═══ MATERIAL SUPPLIED

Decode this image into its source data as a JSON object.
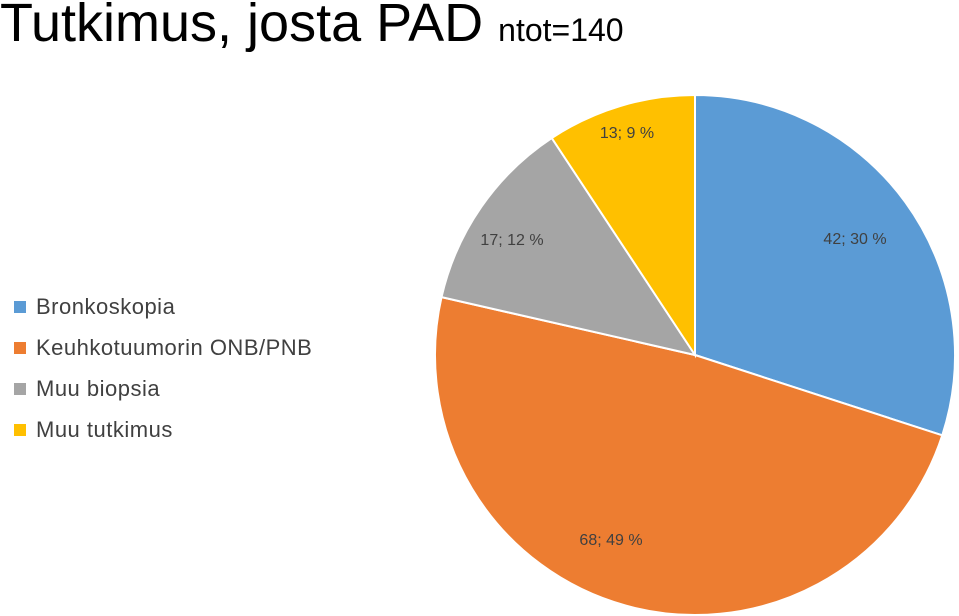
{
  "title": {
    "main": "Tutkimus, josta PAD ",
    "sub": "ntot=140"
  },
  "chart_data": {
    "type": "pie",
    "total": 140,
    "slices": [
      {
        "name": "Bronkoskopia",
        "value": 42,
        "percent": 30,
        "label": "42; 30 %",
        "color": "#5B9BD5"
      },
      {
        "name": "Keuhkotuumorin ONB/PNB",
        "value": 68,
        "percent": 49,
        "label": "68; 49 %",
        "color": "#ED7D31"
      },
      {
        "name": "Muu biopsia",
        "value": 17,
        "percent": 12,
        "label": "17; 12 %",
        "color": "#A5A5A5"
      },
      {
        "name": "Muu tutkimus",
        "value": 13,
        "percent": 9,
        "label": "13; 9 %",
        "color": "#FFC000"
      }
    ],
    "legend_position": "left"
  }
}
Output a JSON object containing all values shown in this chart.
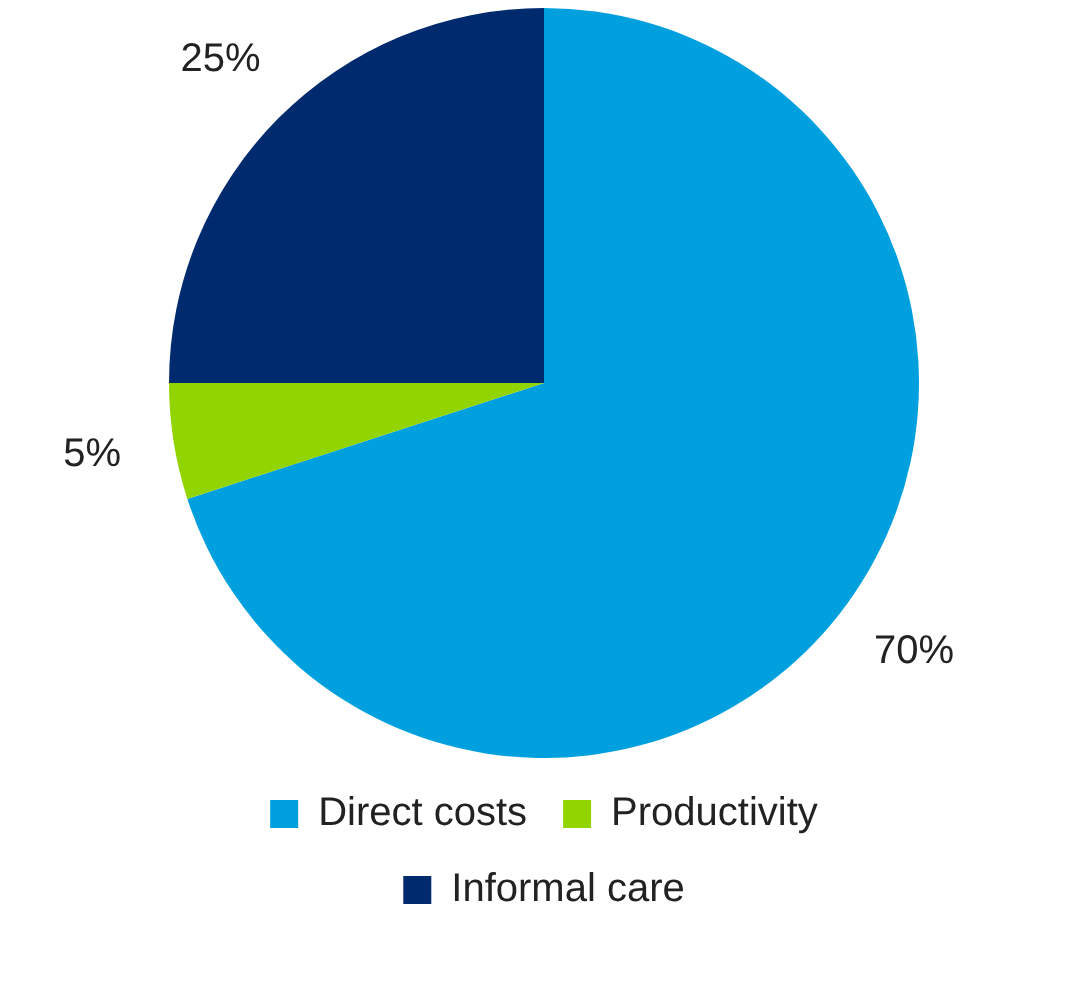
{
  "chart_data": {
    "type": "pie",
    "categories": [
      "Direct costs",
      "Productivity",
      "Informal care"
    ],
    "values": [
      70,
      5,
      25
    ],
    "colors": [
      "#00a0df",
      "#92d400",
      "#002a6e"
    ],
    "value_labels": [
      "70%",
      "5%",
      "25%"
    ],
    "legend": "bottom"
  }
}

══════

■ WHAT YOU ARE ASKED TO DO: Repeat the material above word for word, please, apart from its images.

■ RESULT BELOW:
Decode this image into its source data as a JSON object.
{
  "title": {
    "main": "Tutkimus, josta PAD ",
    "sub": "ntot=140"
  },
  "chart_data": {
    "type": "pie",
    "total": 140,
    "slices": [
      {
        "name": "Bronkoskopia",
        "value": 42,
        "percent": 30,
        "label": "42; 30 %",
        "color": "#5B9BD5"
      },
      {
        "name": "Keuhkotuumorin ONB/PNB",
        "value": 68,
        "percent": 49,
        "label": "68; 49 %",
        "color": "#ED7D31"
      },
      {
        "name": "Muu biopsia",
        "value": 17,
        "percent": 12,
        "label": "17; 12 %",
        "color": "#A5A5A5"
      },
      {
        "name": "Muu tutkimus",
        "value": 13,
        "percent": 9,
        "label": "13; 9 %",
        "color": "#FFC000"
      }
    ],
    "legend_position": "left"
  }
}
Output a JSON object containing all values shown in this chart.
{
  "chart_data": {
    "type": "pie",
    "categories": [
      "Direct costs",
      "Productivity",
      "Informal care"
    ],
    "values": [
      70,
      5,
      25
    ],
    "colors": [
      "#00a0df",
      "#92d400",
      "#002a6e"
    ],
    "value_labels": [
      "70%",
      "5%",
      "25%"
    ],
    "legend": "bottom"
  }
}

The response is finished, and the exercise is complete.